── INFORMATION PROVIDED ──

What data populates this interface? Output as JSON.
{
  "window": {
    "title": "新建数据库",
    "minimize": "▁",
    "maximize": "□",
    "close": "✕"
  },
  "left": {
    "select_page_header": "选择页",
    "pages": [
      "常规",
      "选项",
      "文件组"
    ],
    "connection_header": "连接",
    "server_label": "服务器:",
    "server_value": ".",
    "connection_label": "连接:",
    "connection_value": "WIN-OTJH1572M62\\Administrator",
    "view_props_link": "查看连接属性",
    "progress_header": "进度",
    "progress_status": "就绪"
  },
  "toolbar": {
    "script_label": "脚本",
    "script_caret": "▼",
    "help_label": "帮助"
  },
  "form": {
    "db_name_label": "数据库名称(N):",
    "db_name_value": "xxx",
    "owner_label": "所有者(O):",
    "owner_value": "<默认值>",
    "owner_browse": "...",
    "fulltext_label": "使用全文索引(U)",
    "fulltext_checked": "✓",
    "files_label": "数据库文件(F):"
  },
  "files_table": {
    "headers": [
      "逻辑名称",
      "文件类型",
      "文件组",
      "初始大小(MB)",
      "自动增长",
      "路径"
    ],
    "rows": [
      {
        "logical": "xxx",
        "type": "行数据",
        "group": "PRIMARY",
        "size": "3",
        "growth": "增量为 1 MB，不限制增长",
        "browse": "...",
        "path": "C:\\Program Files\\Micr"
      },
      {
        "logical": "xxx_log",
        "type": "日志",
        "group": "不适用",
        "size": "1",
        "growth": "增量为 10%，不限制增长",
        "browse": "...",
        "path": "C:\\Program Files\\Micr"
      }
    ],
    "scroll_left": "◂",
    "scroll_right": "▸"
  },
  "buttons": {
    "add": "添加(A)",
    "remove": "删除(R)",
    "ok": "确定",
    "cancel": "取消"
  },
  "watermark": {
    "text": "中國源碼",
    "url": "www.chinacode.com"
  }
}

───

◆ WORK TO BE COMPLETED
Return all of the data word for word.

◆ WRITTEN RESPONSE
What data populates this interface? Output as JSON.
{
  "window": {
    "title": "新建数据库",
    "minimize": "▁",
    "maximize": "□",
    "close": "✕"
  },
  "left": {
    "select_page_header": "选择页",
    "pages": [
      "常规",
      "选项",
      "文件组"
    ],
    "connection_header": "连接",
    "server_label": "服务器:",
    "server_value": ".",
    "connection_label": "连接:",
    "connection_value": "WIN-OTJH1572M62\\Administrator",
    "view_props_link": "查看连接属性",
    "progress_header": "进度",
    "progress_status": "就绪"
  },
  "toolbar": {
    "script_label": "脚本",
    "script_caret": "▼",
    "help_label": "帮助"
  },
  "form": {
    "db_name_label": "数据库名称(N):",
    "db_name_value": "xxx",
    "owner_label": "所有者(O):",
    "owner_value": "<默认值>",
    "owner_browse": "...",
    "fulltext_label": "使用全文索引(U)",
    "fulltext_checked": "✓",
    "files_label": "数据库文件(F):"
  },
  "files_table": {
    "headers": [
      "逻辑名称",
      "文件类型",
      "文件组",
      "初始大小(MB)",
      "自动增长",
      "路径"
    ],
    "rows": [
      {
        "logical": "xxx",
        "type": "行数据",
        "group": "PRIMARY",
        "size": "3",
        "growth": "增量为 1 MB，不限制增长",
        "browse": "...",
        "path": "C:\\Program Files\\Micr"
      },
      {
        "logical": "xxx_log",
        "type": "日志",
        "group": "不适用",
        "size": "1",
        "growth": "增量为 10%，不限制增长",
        "browse": "...",
        "path": "C:\\Program Files\\Micr"
      }
    ],
    "scroll_left": "◂",
    "scroll_right": "▸"
  },
  "buttons": {
    "add": "添加(A)",
    "remove": "删除(R)",
    "ok": "确定",
    "cancel": "取消"
  },
  "watermark": {
    "text": "中國源碼",
    "url": "www.chinacode.com"
  }
}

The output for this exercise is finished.